[Start of EXERCISE INPUTS]
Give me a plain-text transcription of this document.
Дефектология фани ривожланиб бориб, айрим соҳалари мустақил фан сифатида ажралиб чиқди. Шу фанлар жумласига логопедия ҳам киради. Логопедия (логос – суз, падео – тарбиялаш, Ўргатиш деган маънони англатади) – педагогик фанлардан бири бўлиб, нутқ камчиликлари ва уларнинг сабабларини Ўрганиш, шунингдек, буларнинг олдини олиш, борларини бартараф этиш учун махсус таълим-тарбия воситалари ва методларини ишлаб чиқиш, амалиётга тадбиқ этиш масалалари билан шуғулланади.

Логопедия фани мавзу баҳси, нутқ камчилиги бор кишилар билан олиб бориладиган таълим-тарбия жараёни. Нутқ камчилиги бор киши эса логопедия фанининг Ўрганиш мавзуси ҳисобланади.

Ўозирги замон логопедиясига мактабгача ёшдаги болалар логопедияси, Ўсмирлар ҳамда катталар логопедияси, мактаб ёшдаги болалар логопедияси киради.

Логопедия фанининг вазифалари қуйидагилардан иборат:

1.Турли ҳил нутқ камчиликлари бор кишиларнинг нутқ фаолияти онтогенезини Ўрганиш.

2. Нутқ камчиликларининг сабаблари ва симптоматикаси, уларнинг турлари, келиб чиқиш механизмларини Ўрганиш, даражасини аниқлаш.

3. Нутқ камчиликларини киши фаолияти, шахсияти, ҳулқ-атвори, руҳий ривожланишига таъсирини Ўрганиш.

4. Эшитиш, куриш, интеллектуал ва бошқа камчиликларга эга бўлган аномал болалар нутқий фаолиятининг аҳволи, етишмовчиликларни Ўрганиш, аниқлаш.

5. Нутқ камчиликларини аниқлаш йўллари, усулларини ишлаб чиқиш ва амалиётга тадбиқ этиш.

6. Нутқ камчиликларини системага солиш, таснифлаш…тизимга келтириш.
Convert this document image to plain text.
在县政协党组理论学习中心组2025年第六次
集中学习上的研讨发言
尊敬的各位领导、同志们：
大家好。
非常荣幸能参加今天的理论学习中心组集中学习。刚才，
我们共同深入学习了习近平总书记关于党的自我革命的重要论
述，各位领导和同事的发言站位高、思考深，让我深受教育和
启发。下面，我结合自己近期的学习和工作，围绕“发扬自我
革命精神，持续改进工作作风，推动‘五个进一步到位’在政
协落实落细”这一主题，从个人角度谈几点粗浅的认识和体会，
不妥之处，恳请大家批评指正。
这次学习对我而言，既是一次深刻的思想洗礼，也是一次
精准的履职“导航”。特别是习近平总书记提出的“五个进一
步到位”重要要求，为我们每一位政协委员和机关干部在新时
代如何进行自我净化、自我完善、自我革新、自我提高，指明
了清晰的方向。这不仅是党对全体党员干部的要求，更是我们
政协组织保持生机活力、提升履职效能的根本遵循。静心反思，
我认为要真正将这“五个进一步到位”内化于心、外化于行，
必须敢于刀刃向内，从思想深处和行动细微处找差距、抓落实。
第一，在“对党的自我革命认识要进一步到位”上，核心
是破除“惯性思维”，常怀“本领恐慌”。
[End of EXERCISE INPUTS]
YOUR INSTRUCTIONS
Provide all the records again, word for word.

THE RESULT
Give me a plain-text transcription of this document.
Дефектология фани ривожланиб бориб, айрим соҳалари мустақил фан сифатида ажралиб чиқди. Шу фанлар жумласига логопедия ҳам киради. Логопедия (логос – суз, падео – тарбиялаш, Ўргатиш деган маънони англатади) – педагогик фанлардан бири бўлиб, нутқ камчиликлари ва уларнинг сабабларини Ўрганиш, шунингдек, буларнинг олдини олиш, борларини бартараф этиш учун махсус таълим-тарбия воситалари ва методларини ишлаб чиқиш, амалиётга тадбиқ этиш масалалари билан шуғулланади.

Логопедия фани мавзу баҳси, нутқ камчилиги бор кишилар билан олиб бориладиган таълим-тарбия жараёни. Нутқ камчилиги бор киши эса логопедия фанининг Ўрганиш мавзуси ҳисобланади.

Ўозирги замон логопедиясига мактабгача ёшдаги болалар логопедияси, Ўсмирлар ҳамда катталар логопедияси, мактаб ёшдаги болалар логопедияси киради.

Логопедия фанининг вазифалари қуйидагилардан иборат:

1.Турли ҳил нутқ камчиликлари бор кишиларнинг нутқ фаолияти онтогенезини Ўрганиш.

2. Нутқ камчиликларининг сабаблари ва симптоматикаси, уларнинг турлари, келиб чиқиш механизмларини Ўрганиш, даражасини аниқлаш.

3. Нутқ камчиликларини киши фаолияти, шахсияти, ҳулқ-атвори, руҳий ривожланишига таъсирини Ўрганиш.

4. Эшитиш, куриш, интеллектуал ва бошқа камчиликларга эга бўлган аномал болалар нутқий фаолиятининг аҳволи, етишмовчиликларни Ўрганиш, аниқлаш.

5. Нутқ камчиликларини аниқлаш йўллари, усулларини ишлаб чиқиш ва амалиётга тадбиқ этиш.

6. Нутқ камчиликларини системага солиш, таснифлаш…тизимга келтириш.
Convert this document image to plain text.
在县政协党组理论学习中心组2025年第六次
集中学习上的研讨发言
尊敬的各位领导、同志们：
大家好。
非常荣幸能参加今天的理论学习中心组集中学习。刚才，
我们共同深入学习了习近平总书记关于党的自我革命的重要论
述，各位领导和同事的发言站位高、思考深，让我深受教育和
启发。下面，我结合自己近期的学习和工作，围绕“发扬自我
革命精神，持续改进工作作风，推动‘五个进一步到位’在政
协落实落细”这一主题，从个人角度谈几点粗浅的认识和体会，
不妥之处，恳请大家批评指正。
这次学习对我而言，既是一次深刻的思想洗礼，也是一次
精准的履职“导航”。特别是习近平总书记提出的“五个进一
步到位”重要要求，为我们每一位政协委员和机关干部在新时
代如何进行自我净化、自我完善、自我革新、自我提高，指明
了清晰的方向。这不仅是党对全体党员干部的要求，更是我们
政协组织保持生机活力、提升履职效能的根本遵循。静心反思，
我认为要真正将这“五个进一步到位”内化于心、外化于行，
必须敢于刀刃向内，从思想深处和行动细微处找差距、抓落实。
第一，在“对党的自我革命认识要进一步到位”上，核心
是破除“惯性思维”，常怀“本领恐慌”。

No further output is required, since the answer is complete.